• **Source records**:
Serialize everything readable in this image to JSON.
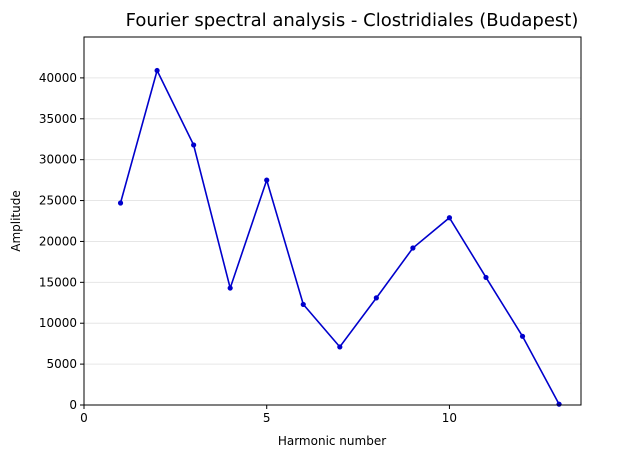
{
  "chart_data": {
    "type": "line",
    "title": "Fourier spectral analysis - Clostridiales (Budapest)",
    "xlabel": "Harmonic number",
    "ylabel": "Amplitude",
    "xlim": [
      0,
      13.6
    ],
    "ylim": [
      0,
      45000
    ],
    "x_ticks": [
      0,
      5,
      10
    ],
    "y_ticks": [
      0,
      5000,
      10000,
      15000,
      20000,
      25000,
      30000,
      35000,
      40000
    ],
    "grid": "horizontal",
    "series": [
      {
        "color": "#0000cc",
        "marker": "dot",
        "x": [
          1,
          2,
          3,
          4,
          5,
          6,
          7,
          8,
          9,
          10,
          11,
          12,
          13
        ],
        "y": [
          24700,
          40900,
          31800,
          14300,
          27500,
          12300,
          7100,
          13100,
          19200,
          22900,
          15600,
          8400,
          100
        ]
      }
    ]
  }
}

• **Description of the task**:
Transcribe the whole listing exactly. Pictures stay out of your copy.

• **Response below**:
Serialize everything readable in this image to JSON.
{
  "chart_data": {
    "type": "line",
    "title": "Fourier spectral analysis - Clostridiales (Budapest)",
    "xlabel": "Harmonic number",
    "ylabel": "Amplitude",
    "xlim": [
      0,
      13.6
    ],
    "ylim": [
      0,
      45000
    ],
    "x_ticks": [
      0,
      5,
      10
    ],
    "y_ticks": [
      0,
      5000,
      10000,
      15000,
      20000,
      25000,
      30000,
      35000,
      40000
    ],
    "grid": "horizontal",
    "series": [
      {
        "color": "#0000cc",
        "marker": "dot",
        "x": [
          1,
          2,
          3,
          4,
          5,
          6,
          7,
          8,
          9,
          10,
          11,
          12,
          13
        ],
        "y": [
          24700,
          40900,
          31800,
          14300,
          27500,
          12300,
          7100,
          13100,
          19200,
          22900,
          15600,
          8400,
          100
        ]
      }
    ]
  }
}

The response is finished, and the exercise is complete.